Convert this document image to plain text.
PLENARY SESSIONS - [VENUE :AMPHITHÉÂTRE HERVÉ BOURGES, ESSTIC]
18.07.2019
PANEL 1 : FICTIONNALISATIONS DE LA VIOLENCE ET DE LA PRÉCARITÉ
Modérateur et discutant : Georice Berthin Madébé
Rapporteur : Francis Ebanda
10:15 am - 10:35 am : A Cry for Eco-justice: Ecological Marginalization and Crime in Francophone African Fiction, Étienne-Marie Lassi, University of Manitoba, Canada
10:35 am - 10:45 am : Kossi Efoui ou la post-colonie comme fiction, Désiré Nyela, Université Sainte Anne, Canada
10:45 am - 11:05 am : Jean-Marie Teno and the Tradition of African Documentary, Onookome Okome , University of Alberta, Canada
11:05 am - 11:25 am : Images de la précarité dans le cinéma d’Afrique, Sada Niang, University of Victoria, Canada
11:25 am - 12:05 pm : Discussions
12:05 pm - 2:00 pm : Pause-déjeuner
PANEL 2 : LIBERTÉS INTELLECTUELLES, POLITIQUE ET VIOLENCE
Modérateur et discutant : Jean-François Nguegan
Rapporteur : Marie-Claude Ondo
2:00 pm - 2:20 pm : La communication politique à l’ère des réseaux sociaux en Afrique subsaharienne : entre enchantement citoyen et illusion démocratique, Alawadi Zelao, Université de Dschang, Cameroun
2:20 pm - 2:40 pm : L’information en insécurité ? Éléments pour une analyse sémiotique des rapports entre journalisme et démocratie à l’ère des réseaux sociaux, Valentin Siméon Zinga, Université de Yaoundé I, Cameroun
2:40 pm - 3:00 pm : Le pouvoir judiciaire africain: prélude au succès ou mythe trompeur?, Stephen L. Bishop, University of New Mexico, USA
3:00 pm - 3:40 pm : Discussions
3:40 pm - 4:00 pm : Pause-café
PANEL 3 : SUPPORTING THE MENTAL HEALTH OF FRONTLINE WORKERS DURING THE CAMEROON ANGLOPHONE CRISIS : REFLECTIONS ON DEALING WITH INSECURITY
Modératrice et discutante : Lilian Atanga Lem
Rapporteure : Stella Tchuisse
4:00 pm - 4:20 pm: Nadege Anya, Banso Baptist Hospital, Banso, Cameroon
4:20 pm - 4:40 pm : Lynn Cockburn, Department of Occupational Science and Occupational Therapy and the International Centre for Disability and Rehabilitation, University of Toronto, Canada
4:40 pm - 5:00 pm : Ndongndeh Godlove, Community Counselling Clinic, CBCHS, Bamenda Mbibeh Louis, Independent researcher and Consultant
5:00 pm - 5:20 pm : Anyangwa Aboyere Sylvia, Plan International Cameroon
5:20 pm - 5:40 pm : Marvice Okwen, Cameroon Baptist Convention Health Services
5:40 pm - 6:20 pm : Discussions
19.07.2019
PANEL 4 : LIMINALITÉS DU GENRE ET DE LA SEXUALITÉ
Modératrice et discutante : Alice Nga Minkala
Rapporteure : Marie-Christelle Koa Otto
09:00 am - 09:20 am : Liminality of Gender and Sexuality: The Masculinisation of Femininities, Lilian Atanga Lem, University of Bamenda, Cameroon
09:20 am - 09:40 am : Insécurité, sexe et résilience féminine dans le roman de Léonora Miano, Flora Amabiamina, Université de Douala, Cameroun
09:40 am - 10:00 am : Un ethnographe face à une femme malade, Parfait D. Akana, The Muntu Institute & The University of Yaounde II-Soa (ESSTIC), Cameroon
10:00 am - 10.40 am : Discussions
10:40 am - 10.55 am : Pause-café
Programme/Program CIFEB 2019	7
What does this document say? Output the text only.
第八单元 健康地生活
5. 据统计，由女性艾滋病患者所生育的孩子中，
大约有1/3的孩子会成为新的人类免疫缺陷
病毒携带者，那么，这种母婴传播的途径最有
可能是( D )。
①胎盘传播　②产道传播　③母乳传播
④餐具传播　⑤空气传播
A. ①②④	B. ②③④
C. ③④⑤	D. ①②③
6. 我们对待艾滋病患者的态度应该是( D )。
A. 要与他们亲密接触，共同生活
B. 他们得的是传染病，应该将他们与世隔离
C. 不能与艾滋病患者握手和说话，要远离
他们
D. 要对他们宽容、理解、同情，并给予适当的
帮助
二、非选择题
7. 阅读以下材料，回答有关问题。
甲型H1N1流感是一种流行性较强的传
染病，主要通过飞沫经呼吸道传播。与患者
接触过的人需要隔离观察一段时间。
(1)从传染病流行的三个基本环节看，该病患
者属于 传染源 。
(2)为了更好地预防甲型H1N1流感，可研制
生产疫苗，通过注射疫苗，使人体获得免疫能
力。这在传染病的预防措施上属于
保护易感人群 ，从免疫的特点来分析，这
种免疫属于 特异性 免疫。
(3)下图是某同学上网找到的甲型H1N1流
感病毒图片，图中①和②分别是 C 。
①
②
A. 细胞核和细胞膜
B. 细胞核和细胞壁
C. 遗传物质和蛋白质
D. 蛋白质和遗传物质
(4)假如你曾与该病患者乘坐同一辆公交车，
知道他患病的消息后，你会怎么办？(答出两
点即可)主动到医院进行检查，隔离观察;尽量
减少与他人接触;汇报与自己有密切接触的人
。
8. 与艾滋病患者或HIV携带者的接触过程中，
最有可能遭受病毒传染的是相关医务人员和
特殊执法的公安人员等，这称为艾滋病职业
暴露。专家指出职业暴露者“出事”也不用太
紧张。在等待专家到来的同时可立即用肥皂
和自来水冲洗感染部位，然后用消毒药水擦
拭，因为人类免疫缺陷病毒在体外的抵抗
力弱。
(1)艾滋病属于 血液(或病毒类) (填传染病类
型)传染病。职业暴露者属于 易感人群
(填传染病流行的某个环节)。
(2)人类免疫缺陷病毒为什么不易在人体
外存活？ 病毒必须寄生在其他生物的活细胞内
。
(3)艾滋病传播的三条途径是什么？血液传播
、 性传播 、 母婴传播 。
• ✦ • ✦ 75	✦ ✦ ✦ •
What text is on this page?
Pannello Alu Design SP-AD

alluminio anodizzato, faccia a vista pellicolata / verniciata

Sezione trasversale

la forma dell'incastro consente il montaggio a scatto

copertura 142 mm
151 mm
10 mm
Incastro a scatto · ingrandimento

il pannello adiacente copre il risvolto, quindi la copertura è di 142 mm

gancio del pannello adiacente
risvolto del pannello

——————————

* Problem statement
Output the full listing exactly as it stands.

* Task solution
Convert this document image to plain text.
PLENARY SESSIONS - [VENUE :AMPHITHÉÂTRE HERVÉ BOURGES, ESSTIC]
18.07.2019
PANEL 1 : FICTIONNALISATIONS DE LA VIOLENCE ET DE LA PRÉCARITÉ
Modérateur et discutant : Georice Berthin Madébé
Rapporteur : Francis Ebanda
10:15 am - 10:35 am : A Cry for Eco-justice: Ecological Marginalization and Crime in Francophone African Fiction, Étienne-Marie Lassi, University of Manitoba, Canada
10:35 am - 10:45 am : Kossi Efoui ou la post-colonie comme fiction, Désiré Nyela, Université Sainte Anne, Canada
10:45 am - 11:05 am : Jean-Marie Teno and the Tradition of African Documentary, Onookome Okome , University of Alberta, Canada
11:05 am - 11:25 am : Images de la précarité dans le cinéma d’Afrique, Sada Niang, University of Victoria, Canada
11:25 am - 12:05 pm : Discussions
12:05 pm - 2:00 pm : Pause-déjeuner
PANEL 2 : LIBERTÉS INTELLECTUELLES, POLITIQUE ET VIOLENCE
Modérateur et discutant : Jean-François Nguegan
Rapporteur : Marie-Claude Ondo
2:00 pm - 2:20 pm : La communication politique à l’ère des réseaux sociaux en Afrique subsaharienne : entre enchantement citoyen et illusion démocratique, Alawadi Zelao, Université de Dschang, Cameroun
2:20 pm - 2:40 pm : L’information en insécurité ? Éléments pour une analyse sémiotique des rapports entre journalisme et démocratie à l’ère des réseaux sociaux, Valentin Siméon Zinga, Université de Yaoundé I, Cameroun
2:40 pm - 3:00 pm : Le pouvoir judiciaire africain: prélude au succès ou mythe trompeur?, Stephen L. Bishop, University of New Mexico, USA
3:00 pm - 3:40 pm : Discussions
3:40 pm - 4:00 pm : Pause-café
PANEL 3 : SUPPORTING THE MENTAL HEALTH OF FRONTLINE WORKERS DURING THE CAMEROON ANGLOPHONE CRISIS : REFLECTIONS ON DEALING WITH INSECURITY
Modératrice et discutante : Lilian Atanga Lem
Rapporteure : Stella Tchuisse
4:00 pm - 4:20 pm: Nadege Anya, Banso Baptist Hospital, Banso, Cameroon
4:20 pm - 4:40 pm : Lynn Cockburn, Department of Occupational Science and Occupational Therapy and the International Centre for Disability and Rehabilitation, University of Toronto, Canada
4:40 pm - 5:00 pm : Ndongndeh Godlove, Community Counselling Clinic, CBCHS, Bamenda Mbibeh Louis, Independent researcher and Consultant
5:00 pm - 5:20 pm : Anyangwa Aboyere Sylvia, Plan International Cameroon
5:20 pm - 5:40 pm : Marvice Okwen, Cameroon Baptist Convention Health Services
5:40 pm - 6:20 pm : Discussions
19.07.2019
PANEL 4 : LIMINALITÉS DU GENRE ET DE LA SEXUALITÉ
Modératrice et discutante : Alice Nga Minkala
Rapporteure : Marie-Christelle Koa Otto
09:00 am - 09:20 am : Liminality of Gender and Sexuality: The Masculinisation of Femininities, Lilian Atanga Lem, University of Bamenda, Cameroon
09:20 am - 09:40 am : Insécurité, sexe et résilience féminine dans le roman de Léonora Miano, Flora Amabiamina, Université de Douala, Cameroun
09:40 am - 10:00 am : Un ethnographe face à une femme malade, Parfait D. Akana, The Muntu Institute & The University of Yaounde II-Soa (ESSTIC), Cameroon
10:00 am - 10.40 am : Discussions
10:40 am - 10.55 am : Pause-café
Programme/Program CIFEB 2019	7
What does this document say? Output the text only.
第八单元 健康地生活
5. 据统计，由女性艾滋病患者所生育的孩子中，
大约有1/3的孩子会成为新的人类免疫缺陷
病毒携带者，那么，这种母婴传播的途径最有
可能是( D )。
①胎盘传播　②产道传播　③母乳传播
④餐具传播　⑤空气传播
A. ①②④	B. ②③④
C. ③④⑤	D. ①②③
6. 我们对待艾滋病患者的态度应该是( D )。
A. 要与他们亲密接触，共同生活
B. 他们得的是传染病，应该将他们与世隔离
C. 不能与艾滋病患者握手和说话，要远离
他们
D. 要对他们宽容、理解、同情，并给予适当的
帮助
二、非选择题
7. 阅读以下材料，回答有关问题。
甲型H1N1流感是一种流行性较强的传
染病，主要通过飞沫经呼吸道传播。与患者
接触过的人需要隔离观察一段时间。
(1)从传染病流行的三个基本环节看，该病患
者属于 传染源 。
(2)为了更好地预防甲型H1N1流感，可研制
生产疫苗，通过注射疫苗，使人体获得免疫能
力。这在传染病的预防措施上属于
保护易感人群 ，从免疫的特点来分析，这
种免疫属于 特异性 免疫。
(3)下图是某同学上网找到的甲型H1N1流
感病毒图片，图中①和②分别是 C 。
①
②
A. 细胞核和细胞膜
B. 细胞核和细胞壁
C. 遗传物质和蛋白质
D. 蛋白质和遗传物质
(4)假如你曾与该病患者乘坐同一辆公交车，
知道他患病的消息后，你会怎么办？(答出两
点即可)主动到医院进行检查，隔离观察;尽量
减少与他人接触;汇报与自己有密切接触的人
。
8. 与艾滋病患者或HIV携带者的接触过程中，
最有可能遭受病毒传染的是相关医务人员和
特殊执法的公安人员等，这称为艾滋病职业
暴露。专家指出职业暴露者“出事”也不用太
紧张。在等待专家到来的同时可立即用肥皂
和自来水冲洗感染部位，然后用消毒药水擦
拭，因为人类免疫缺陷病毒在体外的抵抗
力弱。
(1)艾滋病属于 血液(或病毒类) (填传染病类
型)传染病。职业暴露者属于 易感人群
(填传染病流行的某个环节)。
(2)人类免疫缺陷病毒为什么不易在人体
外存活？ 病毒必须寄生在其他生物的活细胞内
。
(3)艾滋病传播的三条途径是什么？血液传播
、 性传播 、 母婴传播 。
• ✦ • ✦ 75	✦ ✦ ✦ •
What text is on this page?
Pannello Alu Design SP-AD

alluminio anodizzato, faccia a vista pellicolata / verniciata

Sezione trasversale

la forma dell'incastro consente il montaggio a scatto

copertura 142 mm
151 mm
10 mm
Incastro a scatto · ingrandimento

il pannello adiacente copre il risvolto, quindi la copertura è di 142 mm

gancio del pannello adiacente
risvolto del pannello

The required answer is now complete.